### ASSIGNED TASK
The lines of the records that include "oder" should all be copied.

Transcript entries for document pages
* * *

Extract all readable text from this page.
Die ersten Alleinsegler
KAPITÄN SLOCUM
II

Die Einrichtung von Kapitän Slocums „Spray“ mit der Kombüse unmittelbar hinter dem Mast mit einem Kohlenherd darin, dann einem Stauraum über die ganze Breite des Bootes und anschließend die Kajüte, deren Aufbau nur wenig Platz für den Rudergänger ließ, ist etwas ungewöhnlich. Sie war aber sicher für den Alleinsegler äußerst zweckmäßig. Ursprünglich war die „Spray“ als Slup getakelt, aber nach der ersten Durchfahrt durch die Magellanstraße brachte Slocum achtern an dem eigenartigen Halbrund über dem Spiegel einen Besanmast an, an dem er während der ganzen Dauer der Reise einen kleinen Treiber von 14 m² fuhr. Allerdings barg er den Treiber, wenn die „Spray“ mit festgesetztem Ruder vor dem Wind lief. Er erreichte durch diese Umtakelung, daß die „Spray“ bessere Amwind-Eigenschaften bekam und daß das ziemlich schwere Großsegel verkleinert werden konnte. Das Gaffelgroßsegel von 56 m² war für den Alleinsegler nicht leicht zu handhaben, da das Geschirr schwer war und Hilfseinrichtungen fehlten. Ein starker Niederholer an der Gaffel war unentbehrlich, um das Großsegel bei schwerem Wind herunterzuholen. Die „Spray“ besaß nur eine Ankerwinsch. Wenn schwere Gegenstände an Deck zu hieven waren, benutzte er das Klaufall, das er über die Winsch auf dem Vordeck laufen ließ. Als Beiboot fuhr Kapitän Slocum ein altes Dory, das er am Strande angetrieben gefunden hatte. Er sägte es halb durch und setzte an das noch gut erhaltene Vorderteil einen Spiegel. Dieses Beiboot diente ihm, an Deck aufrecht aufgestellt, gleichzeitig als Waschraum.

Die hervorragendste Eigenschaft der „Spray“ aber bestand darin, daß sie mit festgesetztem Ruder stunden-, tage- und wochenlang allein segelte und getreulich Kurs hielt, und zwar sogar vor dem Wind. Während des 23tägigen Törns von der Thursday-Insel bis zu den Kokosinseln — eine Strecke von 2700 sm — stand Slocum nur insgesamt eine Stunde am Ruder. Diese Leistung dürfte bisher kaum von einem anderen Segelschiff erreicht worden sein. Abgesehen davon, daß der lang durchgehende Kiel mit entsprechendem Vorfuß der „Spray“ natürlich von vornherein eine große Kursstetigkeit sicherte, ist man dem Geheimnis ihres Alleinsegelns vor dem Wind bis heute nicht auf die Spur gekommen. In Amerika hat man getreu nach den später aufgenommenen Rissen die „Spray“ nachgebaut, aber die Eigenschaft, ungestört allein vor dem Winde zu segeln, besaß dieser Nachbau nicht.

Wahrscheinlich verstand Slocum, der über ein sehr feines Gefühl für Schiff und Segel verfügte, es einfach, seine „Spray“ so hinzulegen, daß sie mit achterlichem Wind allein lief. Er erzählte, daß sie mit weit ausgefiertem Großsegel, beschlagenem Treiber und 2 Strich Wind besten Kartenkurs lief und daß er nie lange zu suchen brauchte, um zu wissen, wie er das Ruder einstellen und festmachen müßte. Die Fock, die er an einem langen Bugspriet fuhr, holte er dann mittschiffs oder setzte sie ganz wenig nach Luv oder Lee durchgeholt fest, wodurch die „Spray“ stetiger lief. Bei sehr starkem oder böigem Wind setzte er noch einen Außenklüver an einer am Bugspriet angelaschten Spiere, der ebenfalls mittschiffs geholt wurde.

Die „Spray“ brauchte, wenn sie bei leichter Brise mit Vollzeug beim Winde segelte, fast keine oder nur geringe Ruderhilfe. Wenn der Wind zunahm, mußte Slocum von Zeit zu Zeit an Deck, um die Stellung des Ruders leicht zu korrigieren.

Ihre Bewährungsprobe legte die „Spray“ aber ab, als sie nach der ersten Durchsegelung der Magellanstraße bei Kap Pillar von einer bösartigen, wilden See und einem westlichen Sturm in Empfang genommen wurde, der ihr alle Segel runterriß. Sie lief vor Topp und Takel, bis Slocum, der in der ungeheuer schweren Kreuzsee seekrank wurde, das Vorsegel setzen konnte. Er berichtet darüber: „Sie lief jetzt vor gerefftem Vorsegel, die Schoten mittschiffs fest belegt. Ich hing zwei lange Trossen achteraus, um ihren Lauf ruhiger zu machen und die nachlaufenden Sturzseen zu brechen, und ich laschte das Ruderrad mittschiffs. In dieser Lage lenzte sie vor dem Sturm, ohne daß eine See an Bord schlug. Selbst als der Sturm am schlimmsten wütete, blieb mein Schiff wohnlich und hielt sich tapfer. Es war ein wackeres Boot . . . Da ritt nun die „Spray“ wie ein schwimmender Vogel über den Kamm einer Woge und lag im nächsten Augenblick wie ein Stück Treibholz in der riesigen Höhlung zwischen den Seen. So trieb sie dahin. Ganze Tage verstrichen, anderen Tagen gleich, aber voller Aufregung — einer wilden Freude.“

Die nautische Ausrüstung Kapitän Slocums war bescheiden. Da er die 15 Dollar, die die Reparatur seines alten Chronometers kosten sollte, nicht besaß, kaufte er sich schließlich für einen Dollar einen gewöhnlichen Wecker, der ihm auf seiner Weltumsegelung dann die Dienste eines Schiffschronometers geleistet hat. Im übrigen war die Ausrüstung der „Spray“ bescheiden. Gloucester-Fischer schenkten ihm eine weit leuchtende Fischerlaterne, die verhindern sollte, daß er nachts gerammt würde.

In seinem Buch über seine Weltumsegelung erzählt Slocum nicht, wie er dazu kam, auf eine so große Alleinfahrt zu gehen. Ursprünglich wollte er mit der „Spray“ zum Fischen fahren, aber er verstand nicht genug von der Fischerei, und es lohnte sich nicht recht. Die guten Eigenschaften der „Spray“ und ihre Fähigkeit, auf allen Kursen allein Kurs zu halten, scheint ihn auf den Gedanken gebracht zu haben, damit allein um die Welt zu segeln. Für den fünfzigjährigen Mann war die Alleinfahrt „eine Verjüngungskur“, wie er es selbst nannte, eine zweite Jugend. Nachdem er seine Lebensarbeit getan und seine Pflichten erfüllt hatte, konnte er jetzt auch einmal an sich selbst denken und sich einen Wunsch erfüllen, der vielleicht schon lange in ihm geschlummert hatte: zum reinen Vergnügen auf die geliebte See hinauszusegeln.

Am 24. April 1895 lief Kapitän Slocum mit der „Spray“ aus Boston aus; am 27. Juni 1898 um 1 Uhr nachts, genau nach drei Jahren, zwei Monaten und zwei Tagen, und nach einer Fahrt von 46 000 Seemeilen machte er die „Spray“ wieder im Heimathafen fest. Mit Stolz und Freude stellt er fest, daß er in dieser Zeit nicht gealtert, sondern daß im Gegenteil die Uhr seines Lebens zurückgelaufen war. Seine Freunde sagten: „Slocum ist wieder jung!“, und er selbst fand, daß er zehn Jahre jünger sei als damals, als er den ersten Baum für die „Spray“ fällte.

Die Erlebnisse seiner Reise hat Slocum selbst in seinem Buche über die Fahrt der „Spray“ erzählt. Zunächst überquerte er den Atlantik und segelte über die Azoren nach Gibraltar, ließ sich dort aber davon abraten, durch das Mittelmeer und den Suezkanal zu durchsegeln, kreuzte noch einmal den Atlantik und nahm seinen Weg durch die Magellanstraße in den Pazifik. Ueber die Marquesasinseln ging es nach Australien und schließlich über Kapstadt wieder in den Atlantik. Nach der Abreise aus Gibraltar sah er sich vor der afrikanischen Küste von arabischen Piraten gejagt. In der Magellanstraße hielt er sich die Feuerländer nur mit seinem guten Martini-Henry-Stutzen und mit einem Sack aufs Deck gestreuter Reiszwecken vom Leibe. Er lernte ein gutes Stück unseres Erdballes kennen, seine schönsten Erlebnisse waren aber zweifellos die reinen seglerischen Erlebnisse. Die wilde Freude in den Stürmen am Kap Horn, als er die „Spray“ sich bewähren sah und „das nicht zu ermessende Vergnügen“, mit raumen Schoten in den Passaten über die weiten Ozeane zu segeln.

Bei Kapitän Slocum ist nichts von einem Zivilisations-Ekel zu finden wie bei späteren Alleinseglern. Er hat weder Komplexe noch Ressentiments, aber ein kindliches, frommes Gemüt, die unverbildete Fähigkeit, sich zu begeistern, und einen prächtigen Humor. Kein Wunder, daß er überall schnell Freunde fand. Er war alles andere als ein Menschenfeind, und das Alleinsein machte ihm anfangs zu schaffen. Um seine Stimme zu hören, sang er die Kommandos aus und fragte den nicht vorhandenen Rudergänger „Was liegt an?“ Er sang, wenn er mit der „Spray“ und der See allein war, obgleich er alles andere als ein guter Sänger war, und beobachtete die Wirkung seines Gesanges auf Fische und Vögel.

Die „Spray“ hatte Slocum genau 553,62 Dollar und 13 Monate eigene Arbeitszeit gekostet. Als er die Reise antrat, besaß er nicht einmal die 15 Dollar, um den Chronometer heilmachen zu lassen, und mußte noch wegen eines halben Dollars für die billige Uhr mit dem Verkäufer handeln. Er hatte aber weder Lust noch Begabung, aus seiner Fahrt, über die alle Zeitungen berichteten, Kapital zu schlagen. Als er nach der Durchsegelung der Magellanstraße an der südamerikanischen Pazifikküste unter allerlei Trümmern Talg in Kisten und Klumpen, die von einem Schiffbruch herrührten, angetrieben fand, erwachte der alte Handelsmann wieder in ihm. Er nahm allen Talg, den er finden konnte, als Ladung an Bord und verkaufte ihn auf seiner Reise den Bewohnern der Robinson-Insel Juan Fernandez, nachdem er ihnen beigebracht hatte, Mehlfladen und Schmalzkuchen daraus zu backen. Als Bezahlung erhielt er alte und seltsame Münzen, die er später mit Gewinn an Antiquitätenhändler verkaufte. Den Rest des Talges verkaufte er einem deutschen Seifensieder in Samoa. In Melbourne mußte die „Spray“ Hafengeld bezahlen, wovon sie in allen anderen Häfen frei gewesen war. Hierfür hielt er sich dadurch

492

* * *

### SOLUTION FOR THIS PROBLEM
Wahrscheinlich verstand Slocum, der über ein sehr feines Gefühl für Schiff und Segel verfügte, es einfach, seine „Spray“ so hinzulegen, daß sie mit achterlichem Wind allein lief. Er erzählte, daß sie mit weit ausgefiertem Großsegel, beschlagenem Treiber und 2 Strich Wind besten Kartenkurs lief und daß er nie lange zu suchen brauchte, um zu wissen, wie er das Ruder einstellen und festmachen müßte. Die Fock, die er an einem langen Bugspriet fuhr, holte er dann mittschiffs oder setzte sie ganz wenig nach Luv oder Lee durchgeholt fest, wodurch die „Spray“ stetiger lief. Bei sehr starkem oder böigem Wind setzte er noch einen Außenklüver an einer am Bugspriet angelaschten Spiere, der ebenfalls mittschiffs geholt wurde.
Die „Spray“ brauchte, wenn sie bei leichter Brise mit Vollzeug beim Winde segelte, fast keine oder nur geringe Ruderhilfe. Wenn der Wind zunahm, mußte Slocum von Zeit zu Zeit an Deck, um die Stellung des Ruders leicht zu korrigieren.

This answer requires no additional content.